* **Exercise requirements**: Using the listing below, select the lines with the word "Node" and copy them.

* **Records shown**:
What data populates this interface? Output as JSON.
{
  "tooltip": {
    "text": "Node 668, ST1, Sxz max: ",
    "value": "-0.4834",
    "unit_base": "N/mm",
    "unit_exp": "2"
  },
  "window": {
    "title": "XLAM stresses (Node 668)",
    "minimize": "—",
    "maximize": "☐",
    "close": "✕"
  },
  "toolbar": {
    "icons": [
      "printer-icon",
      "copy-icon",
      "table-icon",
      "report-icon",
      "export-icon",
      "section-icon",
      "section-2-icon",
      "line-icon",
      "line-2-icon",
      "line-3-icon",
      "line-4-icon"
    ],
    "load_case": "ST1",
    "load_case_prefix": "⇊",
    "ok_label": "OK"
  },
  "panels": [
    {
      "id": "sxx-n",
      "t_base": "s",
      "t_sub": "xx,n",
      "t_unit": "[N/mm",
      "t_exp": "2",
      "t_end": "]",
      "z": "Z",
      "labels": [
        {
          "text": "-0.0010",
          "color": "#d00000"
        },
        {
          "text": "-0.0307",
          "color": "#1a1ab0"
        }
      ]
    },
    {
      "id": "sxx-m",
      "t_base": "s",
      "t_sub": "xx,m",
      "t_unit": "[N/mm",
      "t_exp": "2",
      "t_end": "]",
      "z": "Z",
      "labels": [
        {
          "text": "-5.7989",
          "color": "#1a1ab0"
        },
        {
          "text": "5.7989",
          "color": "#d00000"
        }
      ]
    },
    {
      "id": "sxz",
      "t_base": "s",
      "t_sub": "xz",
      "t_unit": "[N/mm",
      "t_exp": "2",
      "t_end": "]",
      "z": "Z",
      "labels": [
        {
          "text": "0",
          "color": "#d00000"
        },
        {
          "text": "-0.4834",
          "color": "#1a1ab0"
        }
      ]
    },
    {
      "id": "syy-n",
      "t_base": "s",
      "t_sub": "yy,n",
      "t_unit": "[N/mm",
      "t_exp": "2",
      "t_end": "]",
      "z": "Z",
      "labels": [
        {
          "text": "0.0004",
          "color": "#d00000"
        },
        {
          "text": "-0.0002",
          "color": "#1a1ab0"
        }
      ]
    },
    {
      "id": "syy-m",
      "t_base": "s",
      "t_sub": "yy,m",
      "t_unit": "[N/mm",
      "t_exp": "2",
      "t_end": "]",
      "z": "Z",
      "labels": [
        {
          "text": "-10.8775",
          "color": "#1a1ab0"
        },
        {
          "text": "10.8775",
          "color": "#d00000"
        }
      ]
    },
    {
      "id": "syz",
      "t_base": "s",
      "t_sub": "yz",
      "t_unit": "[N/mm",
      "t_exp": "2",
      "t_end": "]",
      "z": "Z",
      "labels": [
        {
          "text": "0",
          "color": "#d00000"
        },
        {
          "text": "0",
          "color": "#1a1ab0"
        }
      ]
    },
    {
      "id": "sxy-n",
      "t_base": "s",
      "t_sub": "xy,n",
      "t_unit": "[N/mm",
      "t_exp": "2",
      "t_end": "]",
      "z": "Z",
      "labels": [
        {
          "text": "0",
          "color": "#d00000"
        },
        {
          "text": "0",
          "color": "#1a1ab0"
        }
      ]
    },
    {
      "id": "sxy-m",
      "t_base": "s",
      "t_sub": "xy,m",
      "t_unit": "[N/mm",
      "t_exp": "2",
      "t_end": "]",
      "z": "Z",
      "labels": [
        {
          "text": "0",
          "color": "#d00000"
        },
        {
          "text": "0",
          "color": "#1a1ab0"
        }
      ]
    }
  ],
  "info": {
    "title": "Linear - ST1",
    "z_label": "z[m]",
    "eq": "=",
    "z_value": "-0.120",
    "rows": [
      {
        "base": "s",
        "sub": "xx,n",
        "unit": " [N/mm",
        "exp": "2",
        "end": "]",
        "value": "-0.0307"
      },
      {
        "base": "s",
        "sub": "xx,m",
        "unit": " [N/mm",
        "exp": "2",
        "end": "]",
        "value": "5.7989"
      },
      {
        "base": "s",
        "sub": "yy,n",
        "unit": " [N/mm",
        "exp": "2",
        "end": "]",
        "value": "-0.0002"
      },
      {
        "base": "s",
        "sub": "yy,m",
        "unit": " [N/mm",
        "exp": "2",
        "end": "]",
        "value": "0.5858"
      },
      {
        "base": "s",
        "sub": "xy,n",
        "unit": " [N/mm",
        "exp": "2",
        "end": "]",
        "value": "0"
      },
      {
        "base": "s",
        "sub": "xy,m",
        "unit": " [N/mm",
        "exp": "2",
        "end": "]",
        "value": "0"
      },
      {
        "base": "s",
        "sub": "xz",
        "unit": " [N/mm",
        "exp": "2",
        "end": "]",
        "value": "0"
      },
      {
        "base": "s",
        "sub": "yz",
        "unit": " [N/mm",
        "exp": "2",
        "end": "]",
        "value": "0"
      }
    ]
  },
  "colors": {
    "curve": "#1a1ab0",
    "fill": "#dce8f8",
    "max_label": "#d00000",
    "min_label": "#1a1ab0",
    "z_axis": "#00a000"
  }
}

* **Reply to the task**:
    "text": "Node 668, ST1, Sxz max: ",
    "title": "XLAM stresses (Node 668)",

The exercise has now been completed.